*INSTRUCTIONS FOR THE TASK*:
Scan the material and copy every line in which "JSON" appears.
═════ DATA LISTING
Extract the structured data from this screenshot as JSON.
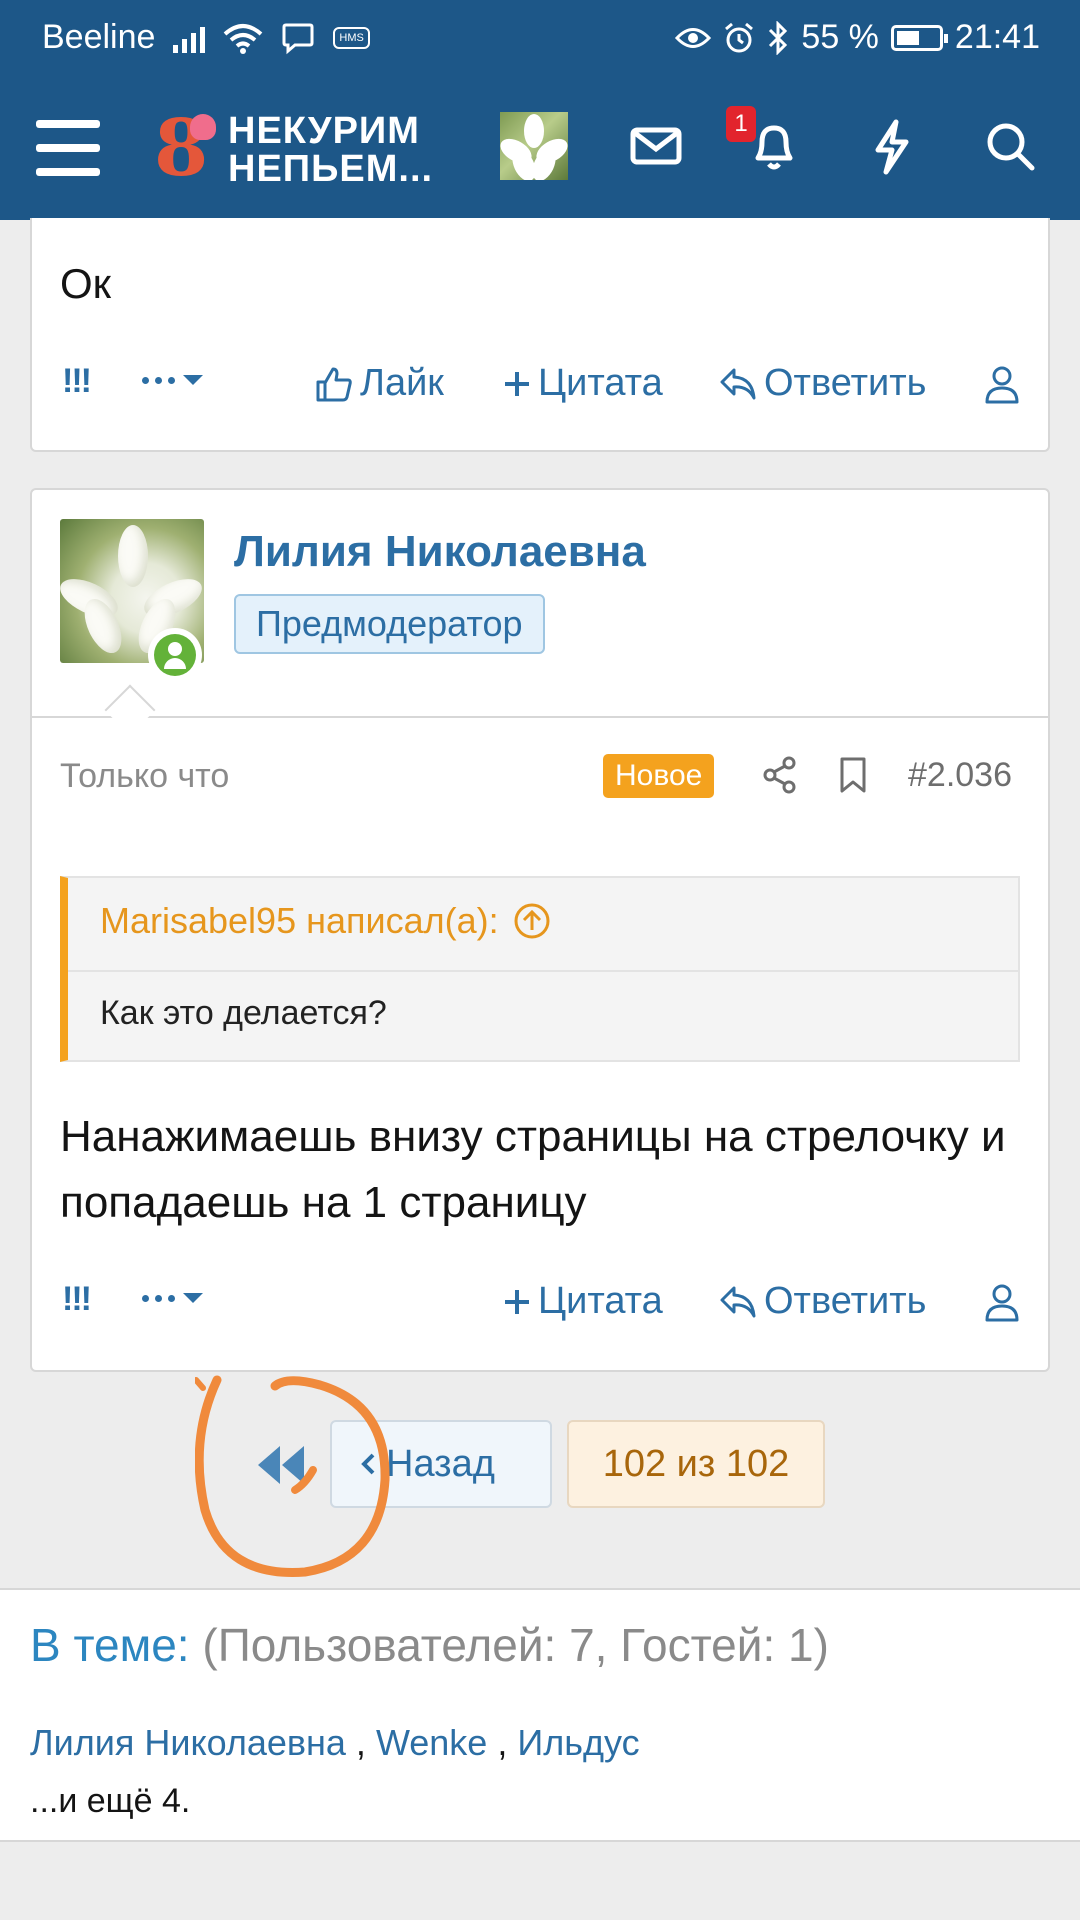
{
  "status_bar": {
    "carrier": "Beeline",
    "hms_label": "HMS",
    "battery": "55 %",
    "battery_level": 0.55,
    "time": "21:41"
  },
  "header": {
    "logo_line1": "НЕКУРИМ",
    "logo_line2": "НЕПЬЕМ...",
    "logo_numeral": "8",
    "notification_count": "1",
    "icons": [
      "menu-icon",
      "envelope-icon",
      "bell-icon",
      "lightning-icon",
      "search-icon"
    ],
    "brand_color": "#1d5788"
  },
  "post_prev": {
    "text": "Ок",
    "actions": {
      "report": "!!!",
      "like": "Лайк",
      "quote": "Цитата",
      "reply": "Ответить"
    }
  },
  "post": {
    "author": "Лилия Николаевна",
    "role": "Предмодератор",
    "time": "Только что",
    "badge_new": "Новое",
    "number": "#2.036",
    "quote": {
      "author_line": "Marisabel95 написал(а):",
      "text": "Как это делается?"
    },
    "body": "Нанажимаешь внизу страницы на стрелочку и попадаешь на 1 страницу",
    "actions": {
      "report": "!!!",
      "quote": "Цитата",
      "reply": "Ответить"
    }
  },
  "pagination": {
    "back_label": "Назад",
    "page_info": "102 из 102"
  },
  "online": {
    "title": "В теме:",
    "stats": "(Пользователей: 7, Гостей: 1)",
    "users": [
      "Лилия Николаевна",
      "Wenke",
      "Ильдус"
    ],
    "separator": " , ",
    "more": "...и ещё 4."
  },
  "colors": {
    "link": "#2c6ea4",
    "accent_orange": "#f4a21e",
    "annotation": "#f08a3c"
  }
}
══════════
═════ DATA LISTING
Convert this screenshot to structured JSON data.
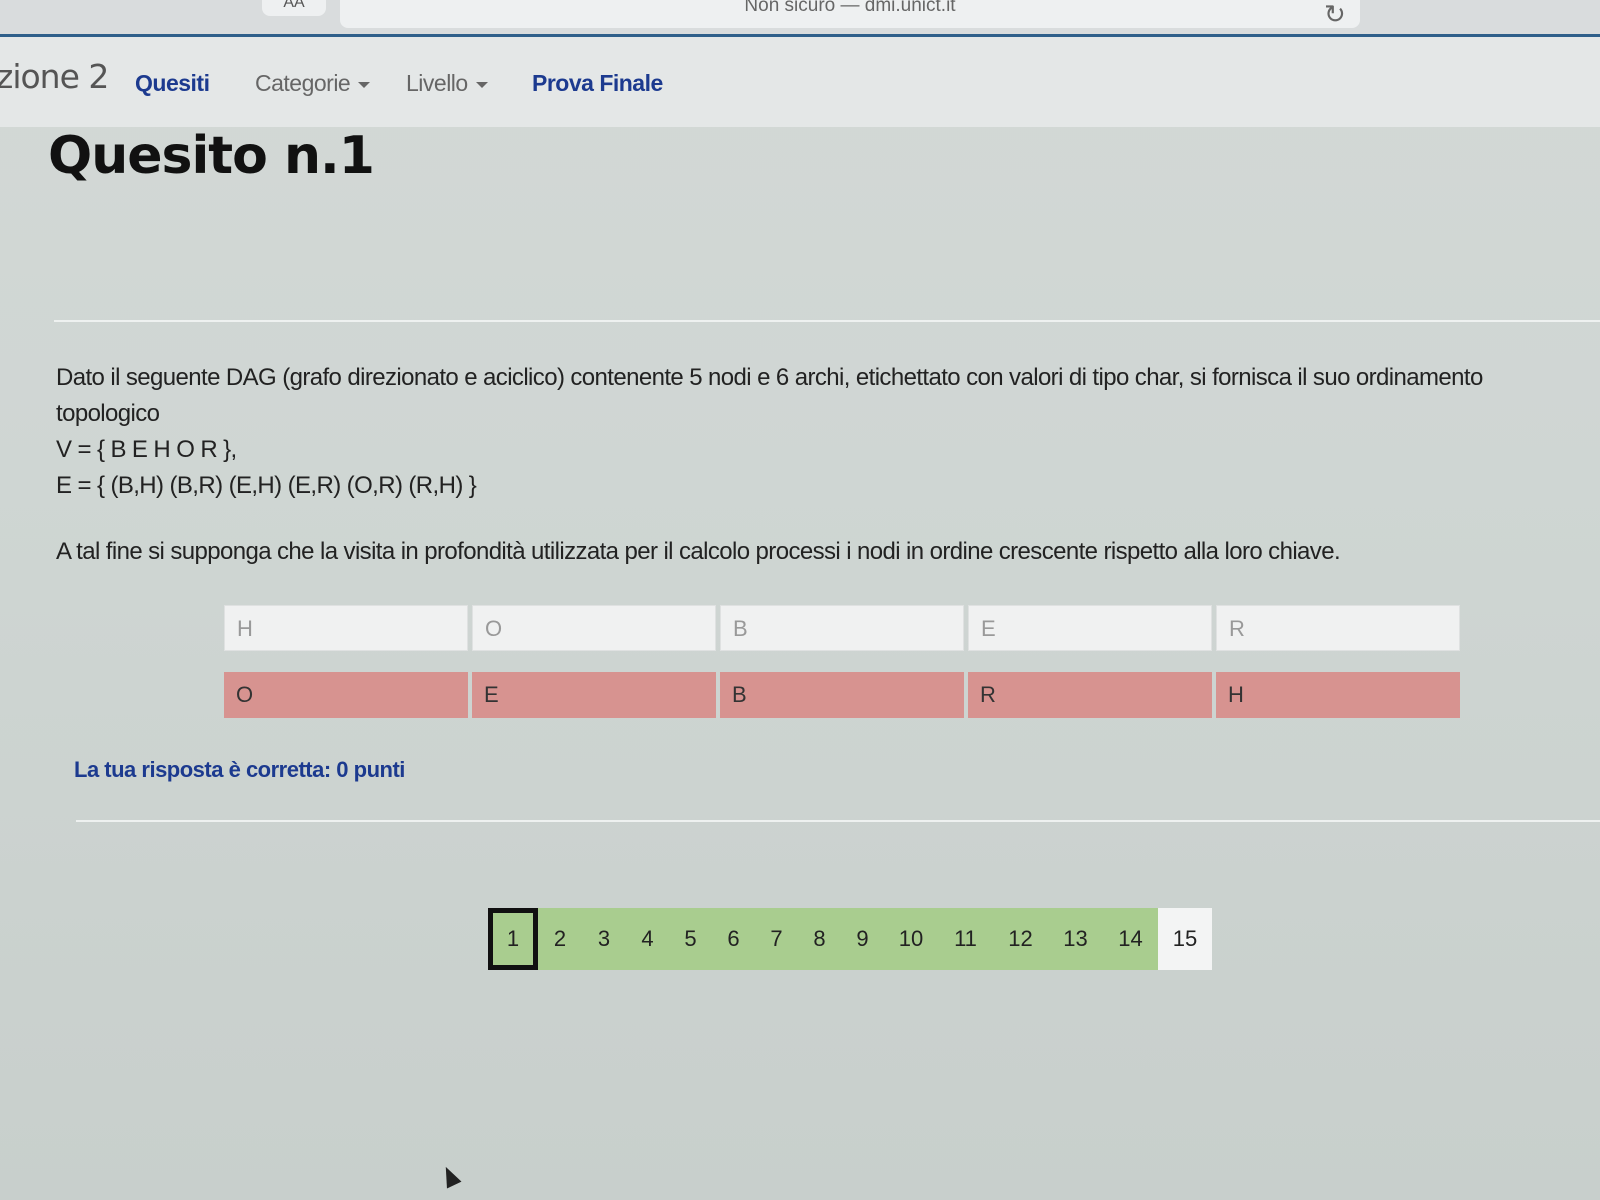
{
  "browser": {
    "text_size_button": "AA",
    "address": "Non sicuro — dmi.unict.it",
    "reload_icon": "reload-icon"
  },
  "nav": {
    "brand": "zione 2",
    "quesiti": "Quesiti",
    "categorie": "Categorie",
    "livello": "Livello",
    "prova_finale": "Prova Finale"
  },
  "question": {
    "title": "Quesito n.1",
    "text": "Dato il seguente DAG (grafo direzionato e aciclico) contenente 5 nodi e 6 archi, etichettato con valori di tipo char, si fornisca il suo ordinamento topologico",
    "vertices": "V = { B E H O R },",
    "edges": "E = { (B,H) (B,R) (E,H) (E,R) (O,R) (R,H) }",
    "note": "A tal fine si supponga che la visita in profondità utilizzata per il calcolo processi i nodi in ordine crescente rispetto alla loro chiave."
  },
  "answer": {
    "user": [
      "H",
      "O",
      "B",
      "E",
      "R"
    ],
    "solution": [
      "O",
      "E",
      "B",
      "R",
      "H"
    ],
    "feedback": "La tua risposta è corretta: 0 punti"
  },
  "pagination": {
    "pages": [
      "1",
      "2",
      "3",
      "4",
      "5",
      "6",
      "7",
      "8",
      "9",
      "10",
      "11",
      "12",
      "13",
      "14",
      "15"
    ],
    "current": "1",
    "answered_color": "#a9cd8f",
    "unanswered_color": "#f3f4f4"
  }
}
══════════
*EXPECTED OUTPUT*:
Extract the structured data from this screenshot as JSON.
Convert this screenshot to structured JSON data.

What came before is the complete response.